======== Exercise input ========

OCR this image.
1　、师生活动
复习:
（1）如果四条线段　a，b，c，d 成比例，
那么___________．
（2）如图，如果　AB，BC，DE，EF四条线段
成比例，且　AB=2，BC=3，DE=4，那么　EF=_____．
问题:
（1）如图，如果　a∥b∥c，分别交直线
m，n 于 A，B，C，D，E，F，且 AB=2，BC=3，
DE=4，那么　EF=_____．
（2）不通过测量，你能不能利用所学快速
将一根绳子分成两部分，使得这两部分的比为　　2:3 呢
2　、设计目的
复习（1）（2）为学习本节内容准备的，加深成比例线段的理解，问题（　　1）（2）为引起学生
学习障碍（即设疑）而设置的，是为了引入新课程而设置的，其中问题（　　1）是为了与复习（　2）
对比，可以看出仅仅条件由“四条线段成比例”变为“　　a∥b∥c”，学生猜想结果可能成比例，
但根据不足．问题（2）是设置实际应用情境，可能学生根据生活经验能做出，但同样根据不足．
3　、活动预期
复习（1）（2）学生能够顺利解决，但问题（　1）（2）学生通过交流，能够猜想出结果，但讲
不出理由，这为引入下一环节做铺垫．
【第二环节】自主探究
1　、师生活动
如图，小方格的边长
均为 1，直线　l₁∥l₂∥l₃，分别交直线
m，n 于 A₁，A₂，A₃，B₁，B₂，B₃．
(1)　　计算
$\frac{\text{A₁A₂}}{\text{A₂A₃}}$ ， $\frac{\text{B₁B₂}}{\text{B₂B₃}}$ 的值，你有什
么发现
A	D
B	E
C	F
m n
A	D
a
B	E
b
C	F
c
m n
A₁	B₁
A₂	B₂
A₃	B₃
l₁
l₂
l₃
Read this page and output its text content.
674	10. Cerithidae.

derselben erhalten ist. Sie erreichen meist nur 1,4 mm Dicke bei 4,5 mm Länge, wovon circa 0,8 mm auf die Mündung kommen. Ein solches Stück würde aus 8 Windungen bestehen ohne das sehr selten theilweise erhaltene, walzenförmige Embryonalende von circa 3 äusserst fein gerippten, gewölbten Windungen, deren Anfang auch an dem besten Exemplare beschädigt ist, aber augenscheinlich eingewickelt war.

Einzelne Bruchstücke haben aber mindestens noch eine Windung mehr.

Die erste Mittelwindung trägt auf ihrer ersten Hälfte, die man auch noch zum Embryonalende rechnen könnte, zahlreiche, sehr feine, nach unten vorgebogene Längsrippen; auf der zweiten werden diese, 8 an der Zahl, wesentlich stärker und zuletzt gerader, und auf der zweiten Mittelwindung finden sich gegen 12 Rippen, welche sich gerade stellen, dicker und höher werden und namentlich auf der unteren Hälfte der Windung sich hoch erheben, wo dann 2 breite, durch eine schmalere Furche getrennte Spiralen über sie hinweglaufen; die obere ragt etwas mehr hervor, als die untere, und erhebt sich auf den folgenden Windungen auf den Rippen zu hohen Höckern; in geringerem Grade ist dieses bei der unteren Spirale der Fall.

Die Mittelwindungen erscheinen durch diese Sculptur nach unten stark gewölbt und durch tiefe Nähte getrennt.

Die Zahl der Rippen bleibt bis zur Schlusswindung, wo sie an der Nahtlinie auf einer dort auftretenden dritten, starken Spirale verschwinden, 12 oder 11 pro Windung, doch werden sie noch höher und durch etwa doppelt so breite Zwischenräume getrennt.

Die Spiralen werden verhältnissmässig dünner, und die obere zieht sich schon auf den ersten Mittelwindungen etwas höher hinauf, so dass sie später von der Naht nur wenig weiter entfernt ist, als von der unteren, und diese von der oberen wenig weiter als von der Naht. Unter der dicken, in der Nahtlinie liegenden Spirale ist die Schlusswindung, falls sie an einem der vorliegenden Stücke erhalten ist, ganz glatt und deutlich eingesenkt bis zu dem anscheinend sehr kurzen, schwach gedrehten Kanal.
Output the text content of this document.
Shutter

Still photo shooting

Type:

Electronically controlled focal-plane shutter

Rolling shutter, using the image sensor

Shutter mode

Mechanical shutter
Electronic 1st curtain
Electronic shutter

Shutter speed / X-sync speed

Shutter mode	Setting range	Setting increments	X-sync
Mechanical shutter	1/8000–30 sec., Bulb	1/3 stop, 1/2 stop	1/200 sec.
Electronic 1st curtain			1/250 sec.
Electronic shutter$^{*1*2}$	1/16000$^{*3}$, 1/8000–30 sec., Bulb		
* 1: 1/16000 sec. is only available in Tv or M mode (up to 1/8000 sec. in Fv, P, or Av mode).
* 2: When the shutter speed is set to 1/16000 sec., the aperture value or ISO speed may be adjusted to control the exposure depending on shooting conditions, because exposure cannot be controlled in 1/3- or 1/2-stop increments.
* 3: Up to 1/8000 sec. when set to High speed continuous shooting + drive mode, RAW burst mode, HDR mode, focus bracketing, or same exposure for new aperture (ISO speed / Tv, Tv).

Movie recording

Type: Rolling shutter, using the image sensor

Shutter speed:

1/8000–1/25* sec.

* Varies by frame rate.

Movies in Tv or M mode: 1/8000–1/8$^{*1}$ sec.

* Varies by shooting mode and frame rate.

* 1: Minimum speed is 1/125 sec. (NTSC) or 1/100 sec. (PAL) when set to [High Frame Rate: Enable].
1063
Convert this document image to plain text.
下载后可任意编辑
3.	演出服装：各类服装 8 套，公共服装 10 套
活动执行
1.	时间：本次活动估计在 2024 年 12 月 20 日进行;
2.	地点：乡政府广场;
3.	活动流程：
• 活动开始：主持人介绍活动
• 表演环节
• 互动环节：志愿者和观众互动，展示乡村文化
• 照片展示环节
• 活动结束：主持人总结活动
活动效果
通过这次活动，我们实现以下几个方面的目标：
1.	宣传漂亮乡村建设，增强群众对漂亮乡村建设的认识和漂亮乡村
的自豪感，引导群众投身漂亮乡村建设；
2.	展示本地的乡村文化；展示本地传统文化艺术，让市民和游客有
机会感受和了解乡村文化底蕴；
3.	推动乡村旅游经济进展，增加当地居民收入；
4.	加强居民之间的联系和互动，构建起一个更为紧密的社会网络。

========

> Given problem: Pull out every line containing "content".

> Output for this task:
Read this page and output its text content.
Output the text content of this document.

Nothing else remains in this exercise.